WORK TO BE COMPLETED: Pull every "Transcribe" line out of the data below.
___ SOURCE MATERIAL ___
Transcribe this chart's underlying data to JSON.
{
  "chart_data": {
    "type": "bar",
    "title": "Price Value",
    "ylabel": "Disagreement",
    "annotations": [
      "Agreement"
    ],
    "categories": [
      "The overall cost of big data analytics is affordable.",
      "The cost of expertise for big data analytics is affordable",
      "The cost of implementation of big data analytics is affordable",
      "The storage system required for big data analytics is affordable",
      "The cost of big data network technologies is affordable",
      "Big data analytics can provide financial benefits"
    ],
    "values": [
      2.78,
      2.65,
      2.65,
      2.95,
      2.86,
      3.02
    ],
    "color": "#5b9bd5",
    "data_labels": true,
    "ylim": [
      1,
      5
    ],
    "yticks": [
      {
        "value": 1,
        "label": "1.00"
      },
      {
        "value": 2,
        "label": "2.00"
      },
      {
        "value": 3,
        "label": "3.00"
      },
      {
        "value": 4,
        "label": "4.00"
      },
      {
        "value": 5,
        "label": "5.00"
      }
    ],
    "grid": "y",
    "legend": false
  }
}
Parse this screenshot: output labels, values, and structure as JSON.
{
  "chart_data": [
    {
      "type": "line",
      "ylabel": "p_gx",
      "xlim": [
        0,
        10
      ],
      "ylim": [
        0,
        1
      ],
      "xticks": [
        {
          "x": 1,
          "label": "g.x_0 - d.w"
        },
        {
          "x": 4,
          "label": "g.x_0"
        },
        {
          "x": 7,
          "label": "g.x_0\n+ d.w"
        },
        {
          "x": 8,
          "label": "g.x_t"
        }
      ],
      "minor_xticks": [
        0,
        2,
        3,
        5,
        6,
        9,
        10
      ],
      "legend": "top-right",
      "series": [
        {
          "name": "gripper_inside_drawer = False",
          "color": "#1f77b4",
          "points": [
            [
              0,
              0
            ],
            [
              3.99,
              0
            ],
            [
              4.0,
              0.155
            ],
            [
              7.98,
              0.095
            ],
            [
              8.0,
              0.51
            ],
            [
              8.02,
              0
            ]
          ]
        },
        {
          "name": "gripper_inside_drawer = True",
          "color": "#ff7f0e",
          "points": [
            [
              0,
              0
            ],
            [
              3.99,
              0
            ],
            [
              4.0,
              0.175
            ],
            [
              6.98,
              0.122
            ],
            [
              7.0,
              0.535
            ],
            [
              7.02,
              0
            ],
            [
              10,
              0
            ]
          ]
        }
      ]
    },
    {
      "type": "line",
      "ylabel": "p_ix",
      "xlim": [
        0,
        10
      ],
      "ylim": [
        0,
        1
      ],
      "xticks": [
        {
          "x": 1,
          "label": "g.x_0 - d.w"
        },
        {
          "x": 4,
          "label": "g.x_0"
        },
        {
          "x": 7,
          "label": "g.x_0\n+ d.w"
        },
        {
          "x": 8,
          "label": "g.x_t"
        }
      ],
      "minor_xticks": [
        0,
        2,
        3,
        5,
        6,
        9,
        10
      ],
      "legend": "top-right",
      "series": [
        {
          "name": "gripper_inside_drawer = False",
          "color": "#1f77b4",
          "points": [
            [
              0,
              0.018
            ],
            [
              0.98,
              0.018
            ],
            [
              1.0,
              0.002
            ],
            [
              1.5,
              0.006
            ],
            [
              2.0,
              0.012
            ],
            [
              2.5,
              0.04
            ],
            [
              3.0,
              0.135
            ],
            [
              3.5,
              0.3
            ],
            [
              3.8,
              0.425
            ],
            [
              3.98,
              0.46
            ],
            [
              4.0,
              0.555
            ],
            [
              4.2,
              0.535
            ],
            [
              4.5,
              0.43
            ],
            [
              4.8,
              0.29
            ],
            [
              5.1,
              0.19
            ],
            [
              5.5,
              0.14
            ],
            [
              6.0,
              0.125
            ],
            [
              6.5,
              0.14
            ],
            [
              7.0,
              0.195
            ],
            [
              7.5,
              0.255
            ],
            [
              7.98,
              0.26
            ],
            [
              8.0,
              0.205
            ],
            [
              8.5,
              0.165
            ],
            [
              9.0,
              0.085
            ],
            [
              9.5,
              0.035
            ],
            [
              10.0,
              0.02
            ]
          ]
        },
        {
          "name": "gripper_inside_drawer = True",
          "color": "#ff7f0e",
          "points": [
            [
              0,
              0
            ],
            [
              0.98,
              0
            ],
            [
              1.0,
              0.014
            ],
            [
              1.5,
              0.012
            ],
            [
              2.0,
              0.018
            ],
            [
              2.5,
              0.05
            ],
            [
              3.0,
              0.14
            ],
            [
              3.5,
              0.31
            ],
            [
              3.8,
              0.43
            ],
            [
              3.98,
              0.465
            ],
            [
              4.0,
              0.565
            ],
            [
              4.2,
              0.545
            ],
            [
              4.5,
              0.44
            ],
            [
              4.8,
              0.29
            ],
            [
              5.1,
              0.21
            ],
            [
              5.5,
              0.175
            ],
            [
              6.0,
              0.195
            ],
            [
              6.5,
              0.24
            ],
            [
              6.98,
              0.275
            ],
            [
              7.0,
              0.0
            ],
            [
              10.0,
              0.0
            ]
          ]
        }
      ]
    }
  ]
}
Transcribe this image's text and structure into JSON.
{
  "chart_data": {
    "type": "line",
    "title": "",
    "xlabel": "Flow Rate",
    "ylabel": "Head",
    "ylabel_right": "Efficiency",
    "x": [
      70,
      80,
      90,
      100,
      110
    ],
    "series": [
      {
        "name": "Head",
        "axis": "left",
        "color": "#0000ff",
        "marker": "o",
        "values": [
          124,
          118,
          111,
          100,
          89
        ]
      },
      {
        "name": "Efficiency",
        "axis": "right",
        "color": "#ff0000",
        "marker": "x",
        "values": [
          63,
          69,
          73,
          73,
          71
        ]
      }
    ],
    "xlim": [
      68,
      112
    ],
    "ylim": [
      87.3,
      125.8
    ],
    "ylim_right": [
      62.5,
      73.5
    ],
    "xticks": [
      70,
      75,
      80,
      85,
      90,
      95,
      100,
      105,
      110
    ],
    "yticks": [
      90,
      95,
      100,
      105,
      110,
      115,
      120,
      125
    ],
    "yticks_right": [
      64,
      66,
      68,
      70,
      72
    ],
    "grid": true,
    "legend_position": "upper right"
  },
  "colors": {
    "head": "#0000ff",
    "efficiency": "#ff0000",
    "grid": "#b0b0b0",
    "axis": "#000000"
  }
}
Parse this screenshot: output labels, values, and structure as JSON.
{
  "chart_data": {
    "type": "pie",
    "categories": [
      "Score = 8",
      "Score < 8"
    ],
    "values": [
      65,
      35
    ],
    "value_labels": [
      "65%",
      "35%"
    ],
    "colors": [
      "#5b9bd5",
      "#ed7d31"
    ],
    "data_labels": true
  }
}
___
REPLY:
Transcribe this chart's underlying data to JSON.
Transcribe this image's text and structure into JSON.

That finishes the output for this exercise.